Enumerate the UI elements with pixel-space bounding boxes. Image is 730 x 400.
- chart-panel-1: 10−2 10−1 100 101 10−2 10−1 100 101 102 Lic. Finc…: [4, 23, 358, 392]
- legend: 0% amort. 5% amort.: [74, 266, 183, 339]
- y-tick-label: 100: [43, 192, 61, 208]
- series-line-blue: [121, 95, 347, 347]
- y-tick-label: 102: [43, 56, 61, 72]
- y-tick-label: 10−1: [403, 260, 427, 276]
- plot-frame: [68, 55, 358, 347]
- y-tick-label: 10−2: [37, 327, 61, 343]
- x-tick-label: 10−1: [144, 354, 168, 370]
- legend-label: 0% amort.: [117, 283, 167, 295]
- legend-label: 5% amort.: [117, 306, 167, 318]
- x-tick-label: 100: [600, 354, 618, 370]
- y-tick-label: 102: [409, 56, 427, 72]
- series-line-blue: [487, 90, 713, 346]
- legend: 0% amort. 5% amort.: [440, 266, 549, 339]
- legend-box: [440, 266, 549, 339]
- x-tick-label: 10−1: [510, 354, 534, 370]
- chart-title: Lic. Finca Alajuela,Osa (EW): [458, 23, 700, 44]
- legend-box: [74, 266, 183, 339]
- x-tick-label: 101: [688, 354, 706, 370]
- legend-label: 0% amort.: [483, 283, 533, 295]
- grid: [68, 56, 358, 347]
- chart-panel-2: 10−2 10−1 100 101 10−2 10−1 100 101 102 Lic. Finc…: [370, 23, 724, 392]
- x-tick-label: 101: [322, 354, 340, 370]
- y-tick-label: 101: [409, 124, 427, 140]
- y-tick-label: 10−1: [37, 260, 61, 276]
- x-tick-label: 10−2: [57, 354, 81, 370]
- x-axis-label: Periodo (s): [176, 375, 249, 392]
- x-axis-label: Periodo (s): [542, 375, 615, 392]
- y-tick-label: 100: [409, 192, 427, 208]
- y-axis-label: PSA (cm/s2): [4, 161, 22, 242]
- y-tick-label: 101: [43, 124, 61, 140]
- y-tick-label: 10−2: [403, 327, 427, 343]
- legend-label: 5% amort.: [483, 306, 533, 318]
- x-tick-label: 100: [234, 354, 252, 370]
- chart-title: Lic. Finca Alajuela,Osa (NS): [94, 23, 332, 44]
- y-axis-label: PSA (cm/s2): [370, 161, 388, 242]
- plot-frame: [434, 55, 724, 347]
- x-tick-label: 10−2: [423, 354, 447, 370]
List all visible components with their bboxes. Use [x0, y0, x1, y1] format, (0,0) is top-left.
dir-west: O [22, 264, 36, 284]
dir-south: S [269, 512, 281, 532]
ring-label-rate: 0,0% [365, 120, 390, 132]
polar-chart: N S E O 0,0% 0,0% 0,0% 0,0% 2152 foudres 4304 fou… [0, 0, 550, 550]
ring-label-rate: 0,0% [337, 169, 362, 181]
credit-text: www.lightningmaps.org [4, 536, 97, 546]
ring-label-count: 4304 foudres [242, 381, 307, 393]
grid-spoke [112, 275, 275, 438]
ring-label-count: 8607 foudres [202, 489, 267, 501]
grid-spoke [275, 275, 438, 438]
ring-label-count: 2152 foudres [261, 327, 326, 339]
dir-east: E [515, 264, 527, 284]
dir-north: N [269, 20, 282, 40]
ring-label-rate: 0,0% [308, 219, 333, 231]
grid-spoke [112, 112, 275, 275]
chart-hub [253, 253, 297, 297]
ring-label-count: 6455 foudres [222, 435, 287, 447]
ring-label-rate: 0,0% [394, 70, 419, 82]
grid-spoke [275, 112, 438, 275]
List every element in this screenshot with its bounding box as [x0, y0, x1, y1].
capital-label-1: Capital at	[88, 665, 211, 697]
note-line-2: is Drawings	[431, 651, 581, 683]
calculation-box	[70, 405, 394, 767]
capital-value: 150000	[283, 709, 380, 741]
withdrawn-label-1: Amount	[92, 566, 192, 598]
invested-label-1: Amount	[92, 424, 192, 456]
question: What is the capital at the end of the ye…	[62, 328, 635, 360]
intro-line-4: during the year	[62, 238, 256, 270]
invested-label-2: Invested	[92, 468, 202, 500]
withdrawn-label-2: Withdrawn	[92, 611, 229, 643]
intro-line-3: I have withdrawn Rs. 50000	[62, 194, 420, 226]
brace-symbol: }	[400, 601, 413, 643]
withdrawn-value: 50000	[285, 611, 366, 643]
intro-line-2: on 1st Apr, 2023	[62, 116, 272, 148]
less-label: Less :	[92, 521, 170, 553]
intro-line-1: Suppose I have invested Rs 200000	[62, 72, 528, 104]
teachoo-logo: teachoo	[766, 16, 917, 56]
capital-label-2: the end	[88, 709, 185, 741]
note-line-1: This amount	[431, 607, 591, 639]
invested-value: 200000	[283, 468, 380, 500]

----

= Description of the task =
Which lines above contain the string "axis"? Collect and copy every one of them, matching case exactly.

= Complete answer =
- x-axis-label: Periodo (s): [176, 375, 249, 392]
- x-axis-label: Periodo (s): [542, 375, 615, 392]
- y-axis-label: PSA (cm/s2): [4, 161, 22, 242]
- y-axis-label: PSA (cm/s2): [370, 161, 388, 242]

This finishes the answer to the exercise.